Given exercise
Only a number is wanted: how many lines in the listing contain the word "ὑπὲρ"?

------------------------------------

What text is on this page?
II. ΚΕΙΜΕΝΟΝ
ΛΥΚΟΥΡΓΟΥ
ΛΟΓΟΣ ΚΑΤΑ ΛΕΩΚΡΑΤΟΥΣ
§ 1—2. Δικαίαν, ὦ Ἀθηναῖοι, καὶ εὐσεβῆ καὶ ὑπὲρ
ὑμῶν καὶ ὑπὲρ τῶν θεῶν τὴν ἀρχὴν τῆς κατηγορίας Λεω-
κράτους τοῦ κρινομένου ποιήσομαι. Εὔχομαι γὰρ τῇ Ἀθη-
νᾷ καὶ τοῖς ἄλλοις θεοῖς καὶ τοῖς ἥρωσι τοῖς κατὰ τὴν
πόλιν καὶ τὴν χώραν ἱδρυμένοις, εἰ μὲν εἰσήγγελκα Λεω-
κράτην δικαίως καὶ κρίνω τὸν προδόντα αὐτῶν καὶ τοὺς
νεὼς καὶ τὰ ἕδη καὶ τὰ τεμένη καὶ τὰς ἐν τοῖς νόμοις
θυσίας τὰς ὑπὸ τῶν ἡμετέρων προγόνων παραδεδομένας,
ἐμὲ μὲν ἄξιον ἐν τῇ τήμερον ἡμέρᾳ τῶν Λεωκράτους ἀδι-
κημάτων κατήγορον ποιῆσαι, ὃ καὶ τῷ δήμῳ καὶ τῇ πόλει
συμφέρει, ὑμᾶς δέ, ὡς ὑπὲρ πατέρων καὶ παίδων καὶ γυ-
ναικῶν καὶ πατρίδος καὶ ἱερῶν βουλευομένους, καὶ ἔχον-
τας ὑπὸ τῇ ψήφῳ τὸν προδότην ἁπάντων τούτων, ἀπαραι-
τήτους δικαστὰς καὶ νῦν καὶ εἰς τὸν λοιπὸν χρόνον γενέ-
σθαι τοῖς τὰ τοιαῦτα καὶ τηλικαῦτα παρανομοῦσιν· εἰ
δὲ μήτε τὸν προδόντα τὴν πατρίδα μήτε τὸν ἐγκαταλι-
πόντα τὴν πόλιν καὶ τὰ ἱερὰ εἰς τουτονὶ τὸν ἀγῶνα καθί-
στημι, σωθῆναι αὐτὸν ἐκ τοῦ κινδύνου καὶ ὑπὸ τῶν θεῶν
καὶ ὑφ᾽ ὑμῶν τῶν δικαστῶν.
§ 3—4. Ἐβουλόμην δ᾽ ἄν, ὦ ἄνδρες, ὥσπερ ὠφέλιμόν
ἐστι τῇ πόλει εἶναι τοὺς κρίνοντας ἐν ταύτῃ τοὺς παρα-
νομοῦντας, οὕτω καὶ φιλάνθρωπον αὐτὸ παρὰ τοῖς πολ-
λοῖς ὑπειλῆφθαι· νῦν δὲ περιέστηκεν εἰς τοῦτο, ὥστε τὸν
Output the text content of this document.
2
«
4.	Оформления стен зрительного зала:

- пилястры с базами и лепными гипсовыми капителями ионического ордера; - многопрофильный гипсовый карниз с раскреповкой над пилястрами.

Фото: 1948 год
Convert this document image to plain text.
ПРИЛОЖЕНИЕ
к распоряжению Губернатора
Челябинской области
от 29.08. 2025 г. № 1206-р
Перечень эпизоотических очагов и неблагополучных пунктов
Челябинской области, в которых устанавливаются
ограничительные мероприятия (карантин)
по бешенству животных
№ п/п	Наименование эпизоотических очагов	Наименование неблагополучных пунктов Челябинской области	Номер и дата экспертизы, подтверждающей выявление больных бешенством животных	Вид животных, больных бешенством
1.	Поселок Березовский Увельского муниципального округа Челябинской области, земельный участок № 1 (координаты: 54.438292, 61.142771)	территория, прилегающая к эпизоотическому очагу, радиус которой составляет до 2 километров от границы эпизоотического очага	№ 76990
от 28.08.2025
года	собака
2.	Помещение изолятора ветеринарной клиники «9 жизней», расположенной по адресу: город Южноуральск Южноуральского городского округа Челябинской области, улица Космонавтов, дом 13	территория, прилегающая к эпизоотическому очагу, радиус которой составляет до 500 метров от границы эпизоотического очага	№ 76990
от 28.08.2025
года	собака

------------------------------------

Exercise response
3